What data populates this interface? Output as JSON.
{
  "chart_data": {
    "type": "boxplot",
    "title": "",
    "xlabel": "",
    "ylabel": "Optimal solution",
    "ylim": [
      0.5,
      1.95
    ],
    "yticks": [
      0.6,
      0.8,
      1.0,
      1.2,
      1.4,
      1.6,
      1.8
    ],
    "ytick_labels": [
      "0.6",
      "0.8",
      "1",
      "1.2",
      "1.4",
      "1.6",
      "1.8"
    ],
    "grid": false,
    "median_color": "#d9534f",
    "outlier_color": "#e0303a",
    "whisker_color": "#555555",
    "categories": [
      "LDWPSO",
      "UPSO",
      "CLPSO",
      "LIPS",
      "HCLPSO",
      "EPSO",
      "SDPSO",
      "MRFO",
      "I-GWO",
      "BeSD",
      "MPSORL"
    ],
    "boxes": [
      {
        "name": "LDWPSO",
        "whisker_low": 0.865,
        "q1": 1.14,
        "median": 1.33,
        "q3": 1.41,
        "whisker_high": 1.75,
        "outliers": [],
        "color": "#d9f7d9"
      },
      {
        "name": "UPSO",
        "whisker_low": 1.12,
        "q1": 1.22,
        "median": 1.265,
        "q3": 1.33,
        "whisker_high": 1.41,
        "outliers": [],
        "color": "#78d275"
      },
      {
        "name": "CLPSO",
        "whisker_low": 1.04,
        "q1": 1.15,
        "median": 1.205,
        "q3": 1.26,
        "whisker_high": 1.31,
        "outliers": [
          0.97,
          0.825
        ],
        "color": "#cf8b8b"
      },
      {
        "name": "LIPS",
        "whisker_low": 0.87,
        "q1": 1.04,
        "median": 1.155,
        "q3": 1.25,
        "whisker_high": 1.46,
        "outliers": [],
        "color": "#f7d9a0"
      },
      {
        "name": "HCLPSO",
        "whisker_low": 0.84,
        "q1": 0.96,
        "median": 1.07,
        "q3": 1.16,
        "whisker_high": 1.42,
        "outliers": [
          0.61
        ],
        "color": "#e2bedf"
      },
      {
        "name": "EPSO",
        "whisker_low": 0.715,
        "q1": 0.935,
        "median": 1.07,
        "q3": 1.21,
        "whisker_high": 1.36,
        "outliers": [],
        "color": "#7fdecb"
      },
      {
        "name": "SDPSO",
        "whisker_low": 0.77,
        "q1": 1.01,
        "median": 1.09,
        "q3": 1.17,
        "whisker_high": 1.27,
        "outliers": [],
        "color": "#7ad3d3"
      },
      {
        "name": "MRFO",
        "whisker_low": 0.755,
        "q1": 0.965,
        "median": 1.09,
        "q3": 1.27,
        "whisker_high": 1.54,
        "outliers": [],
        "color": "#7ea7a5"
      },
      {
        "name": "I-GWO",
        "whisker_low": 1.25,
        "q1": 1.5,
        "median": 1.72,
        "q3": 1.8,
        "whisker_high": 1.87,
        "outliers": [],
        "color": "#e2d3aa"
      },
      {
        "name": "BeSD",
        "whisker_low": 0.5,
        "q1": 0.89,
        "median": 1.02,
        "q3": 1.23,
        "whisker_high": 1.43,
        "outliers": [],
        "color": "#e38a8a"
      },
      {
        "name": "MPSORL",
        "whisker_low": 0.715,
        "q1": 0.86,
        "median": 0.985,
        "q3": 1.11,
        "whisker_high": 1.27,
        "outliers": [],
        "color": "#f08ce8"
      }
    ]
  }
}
-------------------------
Problem description
Restate all of the entries above precisely.

Worked solution
What data populates this interface? Output as JSON.
{
  "chart_data": {
    "type": "boxplot",
    "title": "",
    "xlabel": "",
    "ylabel": "Optimal solution",
    "ylim": [
      0.5,
      1.95
    ],
    "yticks": [
      0.6,
      0.8,
      1.0,
      1.2,
      1.4,
      1.6,
      1.8
    ],
    "ytick_labels": [
      "0.6",
      "0.8",
      "1",
      "1.2",
      "1.4",
      "1.6",
      "1.8"
    ],
    "grid": false,
    "median_color": "#d9534f",
    "outlier_color": "#e0303a",
    "whisker_color": "#555555",
    "categories": [
      "LDWPSO",
      "UPSO",
      "CLPSO",
      "LIPS",
      "HCLPSO",
      "EPSO",
      "SDPSO",
      "MRFO",
      "I-GWO",
      "BeSD",
      "MPSORL"
    ],
    "boxes": [
      {
        "name": "LDWPSO",
        "whisker_low": 0.865,
        "q1": 1.14,
        "median": 1.33,
        "q3": 1.41,
        "whisker_high": 1.75,
        "outliers": [],
        "color": "#d9f7d9"
      },
      {
        "name": "UPSO",
        "whisker_low": 1.12,
        "q1": 1.22,
        "median": 1.265,
        "q3": 1.33,
        "whisker_high": 1.41,
        "outliers": [],
        "color": "#78d275"
      },
      {
        "name": "CLPSO",
        "whisker_low": 1.04,
        "q1": 1.15,
        "median": 1.205,
        "q3": 1.26,
        "whisker_high": 1.31,
        "outliers": [
          0.97,
          0.825
        ],
        "color": "#cf8b8b"
      },
      {
        "name": "LIPS",
        "whisker_low": 0.87,
        "q1": 1.04,
        "median": 1.155,
        "q3": 1.25,
        "whisker_high": 1.46,
        "outliers": [],
        "color": "#f7d9a0"
      },
      {
        "name": "HCLPSO",
        "whisker_low": 0.84,
        "q1": 0.96,
        "median": 1.07,
        "q3": 1.16,
        "whisker_high": 1.42,
        "outliers": [
          0.61
        ],
        "color": "#e2bedf"
      },
      {
        "name": "EPSO",
        "whisker_low": 0.715,
        "q1": 0.935,
        "median": 1.07,
        "q3": 1.21,
        "whisker_high": 1.36,
        "outliers": [],
        "color": "#7fdecb"
      },
      {
        "name": "SDPSO",
        "whisker_low": 0.77,
        "q1": 1.01,
        "median": 1.09,
        "q3": 1.17,
        "whisker_high": 1.27,
        "outliers": [],
        "color": "#7ad3d3"
      },
      {
        "name": "MRFO",
        "whisker_low": 0.755,
        "q1": 0.965,
        "median": 1.09,
        "q3": 1.27,
        "whisker_high": 1.54,
        "outliers": [],
        "color": "#7ea7a5"
      },
      {
        "name": "I-GWO",
        "whisker_low": 1.25,
        "q1": 1.5,
        "median": 1.72,
        "q3": 1.8,
        "whisker_high": 1.87,
        "outliers": [],
        "color": "#e2d3aa"
      },
      {
        "name": "BeSD",
        "whisker_low": 0.5,
        "q1": 0.89,
        "median": 1.02,
        "q3": 1.23,
        "whisker_high": 1.43,
        "outliers": [],
        "color": "#e38a8a"
      },
      {
        "name": "MPSORL",
        "whisker_low": 0.715,
        "q1": 0.86,
        "median": 0.985,
        "q3": 1.11,
        "whisker_high": 1.27,
        "outliers": [],
        "color": "#f08ce8"
      }
    ]
  }
}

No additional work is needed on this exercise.